# Work to do:
Please repeat all of the lines that follow, exactly as written.

start Supplied entries

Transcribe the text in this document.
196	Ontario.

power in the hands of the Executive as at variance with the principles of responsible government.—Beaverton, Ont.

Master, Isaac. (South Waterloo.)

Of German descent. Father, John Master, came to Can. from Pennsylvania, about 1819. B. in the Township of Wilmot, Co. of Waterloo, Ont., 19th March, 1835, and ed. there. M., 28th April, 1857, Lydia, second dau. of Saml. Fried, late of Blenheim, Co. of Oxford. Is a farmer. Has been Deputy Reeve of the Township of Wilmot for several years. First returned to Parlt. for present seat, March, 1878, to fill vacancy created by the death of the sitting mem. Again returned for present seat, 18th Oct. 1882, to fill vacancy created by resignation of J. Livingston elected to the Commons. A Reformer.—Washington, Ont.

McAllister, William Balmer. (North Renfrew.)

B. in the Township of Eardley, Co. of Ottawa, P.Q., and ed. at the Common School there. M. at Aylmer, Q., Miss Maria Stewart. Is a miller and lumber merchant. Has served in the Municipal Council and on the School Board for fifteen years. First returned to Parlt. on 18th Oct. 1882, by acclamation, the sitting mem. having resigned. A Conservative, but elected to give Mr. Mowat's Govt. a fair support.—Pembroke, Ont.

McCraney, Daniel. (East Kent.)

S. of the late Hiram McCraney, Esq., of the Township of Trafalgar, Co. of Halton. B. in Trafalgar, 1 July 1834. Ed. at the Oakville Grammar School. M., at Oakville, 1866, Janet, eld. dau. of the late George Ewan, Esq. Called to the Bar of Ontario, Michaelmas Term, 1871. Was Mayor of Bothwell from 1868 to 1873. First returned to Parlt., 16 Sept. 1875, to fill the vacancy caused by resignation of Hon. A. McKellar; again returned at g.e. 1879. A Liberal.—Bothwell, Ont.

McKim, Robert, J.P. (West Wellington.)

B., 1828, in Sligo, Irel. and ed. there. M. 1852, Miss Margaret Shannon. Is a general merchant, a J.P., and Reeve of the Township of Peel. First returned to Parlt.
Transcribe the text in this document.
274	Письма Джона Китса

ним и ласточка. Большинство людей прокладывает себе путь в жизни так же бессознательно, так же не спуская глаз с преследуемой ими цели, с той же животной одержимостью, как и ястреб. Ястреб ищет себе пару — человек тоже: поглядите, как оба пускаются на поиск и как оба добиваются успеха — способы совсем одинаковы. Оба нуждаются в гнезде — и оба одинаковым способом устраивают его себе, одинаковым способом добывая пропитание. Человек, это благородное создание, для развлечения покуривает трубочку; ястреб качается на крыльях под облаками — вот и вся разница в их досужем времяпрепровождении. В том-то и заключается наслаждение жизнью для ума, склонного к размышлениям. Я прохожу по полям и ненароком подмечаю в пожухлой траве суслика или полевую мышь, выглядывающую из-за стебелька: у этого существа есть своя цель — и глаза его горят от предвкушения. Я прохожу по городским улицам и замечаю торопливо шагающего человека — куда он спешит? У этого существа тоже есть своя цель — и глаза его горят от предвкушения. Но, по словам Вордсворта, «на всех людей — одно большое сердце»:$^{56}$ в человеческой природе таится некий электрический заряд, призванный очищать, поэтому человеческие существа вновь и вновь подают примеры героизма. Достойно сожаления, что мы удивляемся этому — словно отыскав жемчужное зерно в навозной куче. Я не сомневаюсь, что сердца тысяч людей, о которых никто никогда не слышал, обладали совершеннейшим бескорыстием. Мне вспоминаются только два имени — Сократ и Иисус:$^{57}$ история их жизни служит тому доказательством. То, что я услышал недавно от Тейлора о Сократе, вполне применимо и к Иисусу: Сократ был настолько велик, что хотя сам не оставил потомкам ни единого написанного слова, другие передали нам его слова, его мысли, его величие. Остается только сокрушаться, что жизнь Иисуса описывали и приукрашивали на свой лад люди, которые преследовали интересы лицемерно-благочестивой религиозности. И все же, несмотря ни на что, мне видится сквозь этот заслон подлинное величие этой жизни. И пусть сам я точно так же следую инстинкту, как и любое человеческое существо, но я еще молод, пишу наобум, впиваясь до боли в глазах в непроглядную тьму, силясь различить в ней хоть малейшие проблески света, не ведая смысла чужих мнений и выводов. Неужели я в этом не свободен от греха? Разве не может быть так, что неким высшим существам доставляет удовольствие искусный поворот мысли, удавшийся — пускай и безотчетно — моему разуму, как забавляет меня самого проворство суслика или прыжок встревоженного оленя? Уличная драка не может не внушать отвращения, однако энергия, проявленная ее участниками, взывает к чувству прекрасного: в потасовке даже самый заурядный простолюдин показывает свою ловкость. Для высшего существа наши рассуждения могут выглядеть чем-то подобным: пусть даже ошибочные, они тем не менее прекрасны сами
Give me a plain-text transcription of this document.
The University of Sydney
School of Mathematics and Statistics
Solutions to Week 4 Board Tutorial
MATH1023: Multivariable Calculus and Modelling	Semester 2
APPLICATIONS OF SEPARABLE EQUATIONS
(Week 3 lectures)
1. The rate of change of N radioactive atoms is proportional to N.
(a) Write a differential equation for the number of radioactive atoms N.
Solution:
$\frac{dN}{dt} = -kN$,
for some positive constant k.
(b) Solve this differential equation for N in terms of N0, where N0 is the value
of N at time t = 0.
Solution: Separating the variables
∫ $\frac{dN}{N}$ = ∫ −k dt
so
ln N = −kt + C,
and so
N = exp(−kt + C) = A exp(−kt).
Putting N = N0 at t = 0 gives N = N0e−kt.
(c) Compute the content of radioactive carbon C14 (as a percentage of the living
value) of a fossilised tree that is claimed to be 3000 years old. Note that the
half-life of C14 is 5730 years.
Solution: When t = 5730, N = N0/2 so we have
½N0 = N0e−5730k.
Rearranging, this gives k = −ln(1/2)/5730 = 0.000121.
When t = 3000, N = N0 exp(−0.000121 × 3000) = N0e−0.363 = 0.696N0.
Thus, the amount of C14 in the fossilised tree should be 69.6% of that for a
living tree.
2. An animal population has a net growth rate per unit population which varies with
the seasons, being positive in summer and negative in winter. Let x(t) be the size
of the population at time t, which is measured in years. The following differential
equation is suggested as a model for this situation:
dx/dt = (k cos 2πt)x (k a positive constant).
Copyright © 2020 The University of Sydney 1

end Supplied entries

# Result of this task:
Transcribe the text in this document.
196	Ontario.

power in the hands of the Executive as at variance with the principles of responsible government.—Beaverton, Ont.

Master, Isaac. (South Waterloo.)

Of German descent. Father, John Master, came to Can. from Pennsylvania, about 1819. B. in the Township of Wilmot, Co. of Waterloo, Ont., 19th March, 1835, and ed. there. M., 28th April, 1857, Lydia, second dau. of Saml. Fried, late of Blenheim, Co. of Oxford. Is a farmer. Has been Deputy Reeve of the Township of Wilmot for several years. First returned to Parlt. for present seat, March, 1878, to fill vacancy created by the death of the sitting mem. Again returned for present seat, 18th Oct. 1882, to fill vacancy created by resignation of J. Livingston elected to the Commons. A Reformer.—Washington, Ont.

McAllister, William Balmer. (North Renfrew.)

B. in the Township of Eardley, Co. of Ottawa, P.Q., and ed. at the Common School there. M. at Aylmer, Q., Miss Maria Stewart. Is a miller and lumber merchant. Has served in the Municipal Council and on the School Board for fifteen years. First returned to Parlt. on 18th Oct. 1882, by acclamation, the sitting mem. having resigned. A Conservative, but elected to give Mr. Mowat's Govt. a fair support.—Pembroke, Ont.

McCraney, Daniel. (East Kent.)

S. of the late Hiram McCraney, Esq., of the Township of Trafalgar, Co. of Halton. B. in Trafalgar, 1 July 1834. Ed. at the Oakville Grammar School. M., at Oakville, 1866, Janet, eld. dau. of the late George Ewan, Esq. Called to the Bar of Ontario, Michaelmas Term, 1871. Was Mayor of Bothwell from 1868 to 1873. First returned to Parlt., 16 Sept. 1875, to fill the vacancy caused by resignation of Hon. A. McKellar; again returned at g.e. 1879. A Liberal.—Bothwell, Ont.

McKim, Robert, J.P. (West Wellington.)

B., 1828, in Sligo, Irel. and ed. there. M. 1852, Miss Margaret Shannon. Is a general merchant, a J.P., and Reeve of the Township of Peel. First returned to Parlt.
Transcribe the text in this document.
274	Письма Джона Китса

ним и ласточка. Большинство людей прокладывает себе путь в жизни так же бессознательно, так же не спуская глаз с преследуемой ими цели, с той же животной одержимостью, как и ястреб. Ястреб ищет себе пару — человек тоже: поглядите, как оба пускаются на поиск и как оба добиваются успеха — способы совсем одинаковы. Оба нуждаются в гнезде — и оба одинаковым способом устраивают его себе, одинаковым способом добывая пропитание. Человек, это благородное создание, для развлечения покуривает трубочку; ястреб качается на крыльях под облаками — вот и вся разница в их досужем времяпрепровождении. В том-то и заключается наслаждение жизнью для ума, склонного к размышлениям. Я прохожу по полям и ненароком подмечаю в пожухлой траве суслика или полевую мышь, выглядывающую из-за стебелька: у этого существа есть своя цель — и глаза его горят от предвкушения. Я прохожу по городским улицам и замечаю торопливо шагающего человека — куда он спешит? У этого существа тоже есть своя цель — и глаза его горят от предвкушения. Но, по словам Вордсворта, «на всех людей — одно большое сердце»:$^{56}$ в человеческой природе таится некий электрический заряд, призванный очищать, поэтому человеческие существа вновь и вновь подают примеры героизма. Достойно сожаления, что мы удивляемся этому — словно отыскав жемчужное зерно в навозной куче. Я не сомневаюсь, что сердца тысяч людей, о которых никто никогда не слышал, обладали совершеннейшим бескорыстием. Мне вспоминаются только два имени — Сократ и Иисус:$^{57}$ история их жизни служит тому доказательством. То, что я услышал недавно от Тейлора о Сократе, вполне применимо и к Иисусу: Сократ был настолько велик, что хотя сам не оставил потомкам ни единого написанного слова, другие передали нам его слова, его мысли, его величие. Остается только сокрушаться, что жизнь Иисуса описывали и приукрашивали на свой лад люди, которые преследовали интересы лицемерно-благочестивой религиозности. И все же, несмотря ни на что, мне видится сквозь этот заслон подлинное величие этой жизни. И пусть сам я точно так же следую инстинкту, как и любое человеческое существо, но я еще молод, пишу наобум, впиваясь до боли в глазах в непроглядную тьму, силясь различить в ней хоть малейшие проблески света, не ведая смысла чужих мнений и выводов. Неужели я в этом не свободен от греха? Разве не может быть так, что неким высшим существам доставляет удовольствие искусный поворот мысли, удавшийся — пускай и безотчетно — моему разуму, как забавляет меня самого проворство суслика или прыжок встревоженного оленя? Уличная драка не может не внушать отвращения, однако энергия, проявленная ее участниками, взывает к чувству прекрасного: в потасовке даже самый заурядный простолюдин показывает свою ловкость. Для высшего существа наши рассуждения могут выглядеть чем-то подобным: пусть даже ошибочные, они тем не менее прекрасны сами
Give me a plain-text transcription of this document.
The University of Sydney
School of Mathematics and Statistics
Solutions to Week 4 Board Tutorial
MATH1023: Multivariable Calculus and Modelling	Semester 2
APPLICATIONS OF SEPARABLE EQUATIONS
(Week 3 lectures)
1. The rate of change of N radioactive atoms is proportional to N.
(a) Write a differential equation for the number of radioactive atoms N.
Solution:
$\frac{dN}{dt} = -kN$,
for some positive constant k.
(b) Solve this differential equation for N in terms of N0, where N0 is the value
of N at time t = 0.
Solution: Separating the variables
∫ $\frac{dN}{N}$ = ∫ −k dt
so
ln N = −kt + C,
and so
N = exp(−kt + C) = A exp(−kt).
Putting N = N0 at t = 0 gives N = N0e−kt.
(c) Compute the content of radioactive carbon C14 (as a percentage of the living
value) of a fossilised tree that is claimed to be 3000 years old. Note that the
half-life of C14 is 5730 years.
Solution: When t = 5730, N = N0/2 so we have
½N0 = N0e−5730k.
Rearranging, this gives k = −ln(1/2)/5730 = 0.000121.
When t = 3000, N = N0 exp(−0.000121 × 3000) = N0e−0.363 = 0.696N0.
Thus, the amount of C14 in the fossilised tree should be 69.6% of that for a
living tree.
2. An animal population has a net growth rate per unit population which varies with
the seasons, being positive in summer and negative in winter. Let x(t) be the size
of the population at time t, which is measured in years. The following differential
equation is suggested as a model for this situation:
dx/dt = (k cos 2πt)x (k a positive constant).
Copyright © 2020 The University of Sydney 1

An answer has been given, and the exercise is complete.